Data listing
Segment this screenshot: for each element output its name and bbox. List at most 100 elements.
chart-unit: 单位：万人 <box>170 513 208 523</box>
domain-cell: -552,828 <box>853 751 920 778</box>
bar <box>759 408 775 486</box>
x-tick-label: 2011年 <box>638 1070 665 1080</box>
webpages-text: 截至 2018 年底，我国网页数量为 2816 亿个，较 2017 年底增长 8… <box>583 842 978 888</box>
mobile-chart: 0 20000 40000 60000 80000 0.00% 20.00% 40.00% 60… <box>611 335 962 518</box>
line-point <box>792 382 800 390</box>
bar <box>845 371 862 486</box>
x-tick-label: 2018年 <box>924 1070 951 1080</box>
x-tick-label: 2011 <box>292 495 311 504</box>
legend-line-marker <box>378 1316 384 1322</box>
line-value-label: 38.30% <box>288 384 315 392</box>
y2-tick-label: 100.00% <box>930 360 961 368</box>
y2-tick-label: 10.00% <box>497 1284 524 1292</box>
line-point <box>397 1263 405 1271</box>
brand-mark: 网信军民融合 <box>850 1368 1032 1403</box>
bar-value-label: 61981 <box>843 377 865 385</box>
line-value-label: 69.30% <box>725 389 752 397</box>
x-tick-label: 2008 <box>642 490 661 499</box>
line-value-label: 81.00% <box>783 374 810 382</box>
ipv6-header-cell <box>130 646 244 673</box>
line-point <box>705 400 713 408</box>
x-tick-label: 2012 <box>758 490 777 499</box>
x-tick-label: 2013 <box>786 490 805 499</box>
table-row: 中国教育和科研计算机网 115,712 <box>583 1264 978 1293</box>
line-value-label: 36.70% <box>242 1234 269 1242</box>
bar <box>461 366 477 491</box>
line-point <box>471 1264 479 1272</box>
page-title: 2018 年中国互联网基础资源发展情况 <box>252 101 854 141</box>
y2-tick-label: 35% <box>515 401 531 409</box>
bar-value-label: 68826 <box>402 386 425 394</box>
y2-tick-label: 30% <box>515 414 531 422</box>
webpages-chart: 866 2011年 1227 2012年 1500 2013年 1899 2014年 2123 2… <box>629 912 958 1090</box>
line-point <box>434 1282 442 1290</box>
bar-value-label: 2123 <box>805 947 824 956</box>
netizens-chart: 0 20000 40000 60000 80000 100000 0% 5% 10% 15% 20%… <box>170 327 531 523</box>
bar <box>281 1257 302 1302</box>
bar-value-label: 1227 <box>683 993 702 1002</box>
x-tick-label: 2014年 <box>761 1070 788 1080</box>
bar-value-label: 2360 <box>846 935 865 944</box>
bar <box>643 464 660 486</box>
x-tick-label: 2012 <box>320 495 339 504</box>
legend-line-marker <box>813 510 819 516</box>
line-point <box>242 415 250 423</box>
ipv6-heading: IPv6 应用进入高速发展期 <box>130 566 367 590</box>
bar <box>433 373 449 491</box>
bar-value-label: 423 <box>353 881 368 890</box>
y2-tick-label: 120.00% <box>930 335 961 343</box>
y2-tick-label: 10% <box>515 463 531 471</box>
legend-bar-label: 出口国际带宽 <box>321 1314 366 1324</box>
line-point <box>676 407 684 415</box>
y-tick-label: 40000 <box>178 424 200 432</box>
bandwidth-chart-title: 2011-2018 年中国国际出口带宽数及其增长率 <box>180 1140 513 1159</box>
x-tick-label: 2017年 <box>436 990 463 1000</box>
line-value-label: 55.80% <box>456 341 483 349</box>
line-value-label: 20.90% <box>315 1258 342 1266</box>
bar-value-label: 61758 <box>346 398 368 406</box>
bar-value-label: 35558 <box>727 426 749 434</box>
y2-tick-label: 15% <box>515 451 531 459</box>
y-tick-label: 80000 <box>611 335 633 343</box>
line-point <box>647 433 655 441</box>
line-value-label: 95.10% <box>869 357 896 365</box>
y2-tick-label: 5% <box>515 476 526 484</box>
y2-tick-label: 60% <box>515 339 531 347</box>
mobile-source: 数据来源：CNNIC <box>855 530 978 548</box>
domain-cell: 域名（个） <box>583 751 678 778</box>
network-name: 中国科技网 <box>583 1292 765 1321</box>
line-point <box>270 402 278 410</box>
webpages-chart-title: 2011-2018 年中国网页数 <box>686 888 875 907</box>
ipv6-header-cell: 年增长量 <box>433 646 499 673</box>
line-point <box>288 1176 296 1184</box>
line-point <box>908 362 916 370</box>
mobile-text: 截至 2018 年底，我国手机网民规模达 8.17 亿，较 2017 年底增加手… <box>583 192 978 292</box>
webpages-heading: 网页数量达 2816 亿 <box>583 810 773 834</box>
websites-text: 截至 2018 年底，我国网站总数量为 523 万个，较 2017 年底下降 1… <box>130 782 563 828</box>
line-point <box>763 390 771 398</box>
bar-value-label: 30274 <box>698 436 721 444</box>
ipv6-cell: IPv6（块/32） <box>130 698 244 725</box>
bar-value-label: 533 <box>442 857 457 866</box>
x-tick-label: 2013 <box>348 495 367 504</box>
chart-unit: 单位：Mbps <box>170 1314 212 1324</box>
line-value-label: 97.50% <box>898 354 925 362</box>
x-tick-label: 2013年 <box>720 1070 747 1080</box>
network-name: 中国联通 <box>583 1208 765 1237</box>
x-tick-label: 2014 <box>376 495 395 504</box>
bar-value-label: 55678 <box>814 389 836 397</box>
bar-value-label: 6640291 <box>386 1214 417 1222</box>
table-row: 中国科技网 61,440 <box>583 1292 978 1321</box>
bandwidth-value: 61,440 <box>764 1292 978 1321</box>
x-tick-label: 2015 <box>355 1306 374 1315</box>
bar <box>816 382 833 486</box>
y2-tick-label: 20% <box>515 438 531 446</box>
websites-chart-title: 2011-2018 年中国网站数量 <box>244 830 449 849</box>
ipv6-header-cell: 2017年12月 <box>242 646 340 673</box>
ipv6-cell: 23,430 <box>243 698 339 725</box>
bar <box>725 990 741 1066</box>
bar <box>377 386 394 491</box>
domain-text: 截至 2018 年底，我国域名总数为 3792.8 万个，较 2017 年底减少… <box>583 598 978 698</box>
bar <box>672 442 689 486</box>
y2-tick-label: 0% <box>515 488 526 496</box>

Instructions to follow
Copy out every line of each record above, word for word.

Result of the task
Segment this screenshot: for each element output its name and bbox. List at most 100 elements.
chart-unit: 单位：万人 <box>170 513 208 523</box>
domain-cell: -552,828 <box>853 751 920 778</box>
bar <box>759 408 775 486</box>
x-tick-label: 2011年 <box>638 1070 665 1080</box>
webpages-text: 截至 2018 年底，我国网页数量为 2816 亿个，较 2017 年底增长 8… <box>583 842 978 888</box>
mobile-chart: 0 20000 40000 60000 80000 0.00% 20.00% 40.00% 60… <box>611 335 962 518</box>
line-point <box>792 382 800 390</box>
bar <box>845 371 862 486</box>
x-tick-label: 2018年 <box>924 1070 951 1080</box>
x-tick-label: 2011 <box>292 495 311 504</box>
legend-line-marker <box>378 1316 384 1322</box>
line-value-label: 38.30% <box>288 384 315 392</box>
y2-tick-label: 100.00% <box>930 360 961 368</box>
y2-tick-label: 10.00% <box>497 1284 524 1292</box>
line-point <box>397 1263 405 1271</box>
brand-mark: 网信军民融合 <box>850 1368 1032 1403</box>
bar-value-label: 61981 <box>843 377 865 385</box>
line-value-label: 69.30% <box>725 389 752 397</box>
x-tick-label: 2008 <box>642 490 661 499</box>
line-value-label: 81.00% <box>783 374 810 382</box>
ipv6-header-cell <box>130 646 244 673</box>
line-point <box>705 400 713 408</box>
x-tick-label: 2012 <box>758 490 777 499</box>
x-tick-label: 2013 <box>786 490 805 499</box>
table-row: 中国教育和科研计算机网 115,712 <box>583 1264 978 1293</box>
line-value-label: 36.70% <box>242 1234 269 1242</box>
bar <box>461 366 477 491</box>
line-point <box>471 1264 479 1272</box>
page-title: 2018 年中国互联网基础资源发展情况 <box>252 101 854 141</box>
y2-tick-label: 35% <box>515 401 531 409</box>
bar-value-label: 68826 <box>402 386 425 394</box>
y2-tick-label: 30% <box>515 414 531 422</box>
webpages-chart: 866 2011年 1227 2012年 1500 2013年 1899 2014年 2123 2… <box>629 912 958 1090</box>
line-point <box>434 1282 442 1290</box>
bar-value-label: 2123 <box>805 947 824 956</box>
netizens-chart: 0 20000 40000 60000 80000 100000 0% 5% 10% 15% 20%… <box>170 327 531 523</box>
bar <box>281 1257 302 1302</box>
bar-value-label: 1227 <box>683 993 702 1002</box>
x-tick-label: 2014年 <box>761 1070 788 1080</box>
bar-value-label: 2360 <box>846 935 865 944</box>
bar <box>643 464 660 486</box>
x-tick-label: 2012 <box>320 495 339 504</box>
legend-line-marker <box>813 510 819 516</box>
line-point <box>242 415 250 423</box>
ipv6-heading: IPv6 应用进入高速发展期 <box>130 566 367 590</box>
bar <box>433 373 449 491</box>
bar-value-label: 423 <box>353 881 368 890</box>
y2-tick-label: 120.00% <box>930 335 961 343</box>
y2-tick-label: 10% <box>515 463 531 471</box>
legend-bar-label: 出口国际带宽 <box>321 1314 366 1324</box>
line-point <box>676 407 684 415</box>
y-tick-label: 40000 <box>178 424 200 432</box>
bandwidth-chart-title: 2011-2018 年中国国际出口带宽数及其增长率 <box>180 1140 513 1159</box>
x-tick-label: 2017年 <box>436 990 463 1000</box>
line-value-label: 55.80% <box>456 341 483 349</box>
line-value-label: 20.90% <box>315 1258 342 1266</box>
bar-value-label: 61758 <box>346 398 368 406</box>
bar-value-label: 35558 <box>727 426 749 434</box>
y2-tick-label: 15% <box>515 451 531 459</box>
y-tick-label: 80000 <box>611 335 633 343</box>
line-point <box>647 433 655 441</box>
line-value-label: 95.10% <box>869 357 896 365</box>
y2-tick-label: 5% <box>515 476 526 484</box>
y2-tick-label: 60% <box>515 339 531 347</box>
mobile-source: 数据来源：CNNIC <box>855 530 978 548</box>
domain-cell: 域名（个） <box>583 751 678 778</box>
network-name: 中国科技网 <box>583 1292 765 1321</box>
line-point <box>270 402 278 410</box>
webpages-chart-title: 2011-2018 年中国网页数 <box>686 888 875 907</box>
ipv6-header-cell: 年增长量 <box>433 646 499 673</box>
line-point <box>288 1176 296 1184</box>
line-point <box>908 362 916 370</box>
mobile-text: 截至 2018 年底，我国手机网民规模达 8.17 亿，较 2017 年底增加手… <box>583 192 978 292</box>
webpages-heading: 网页数量达 2816 亿 <box>583 810 773 834</box>
websites-text: 截至 2018 年底，我国网站总数量为 523 万个，较 2017 年底下降 1… <box>130 782 563 828</box>
line-point <box>763 390 771 398</box>
bar-value-label: 30274 <box>698 436 721 444</box>
ipv6-cell: IPv6（块/32） <box>130 698 244 725</box>
bar-value-label: 533 <box>442 857 457 866</box>
x-tick-label: 2013 <box>348 495 367 504</box>
chart-unit: 单位：Mbps <box>170 1314 212 1324</box>
line-value-label: 97.50% <box>898 354 925 362</box>
x-tick-label: 2013年 <box>720 1070 747 1080</box>
network-name: 中国联通 <box>583 1208 765 1237</box>
x-tick-label: 2014 <box>376 495 395 504</box>
bar-value-label: 55678 <box>814 389 836 397</box>
bar-value-label: 6640291 <box>386 1214 417 1222</box>
table-row: 中国科技网 61,440 <box>583 1292 978 1321</box>
bandwidth-value: 61,440 <box>764 1292 978 1321</box>
x-tick-label: 2015 <box>355 1306 374 1315</box>
bar <box>816 382 833 486</box>
y2-tick-label: 20% <box>515 438 531 446</box>
websites-chart-title: 2011-2018 年中国网站数量 <box>244 830 449 849</box>
ipv6-header-cell: 2017年12月 <box>242 646 340 673</box>
ipv6-cell: 23,430 <box>243 698 339 725</box>
bar <box>725 990 741 1066</box>
bar <box>377 386 394 491</box>
domain-text: 截至 2018 年底，我国域名总数为 3792.8 万个，较 2017 年底减少… <box>583 598 978 698</box>
bar <box>672 442 689 486</box>
y2-tick-label: 0% <box>515 488 526 496</box>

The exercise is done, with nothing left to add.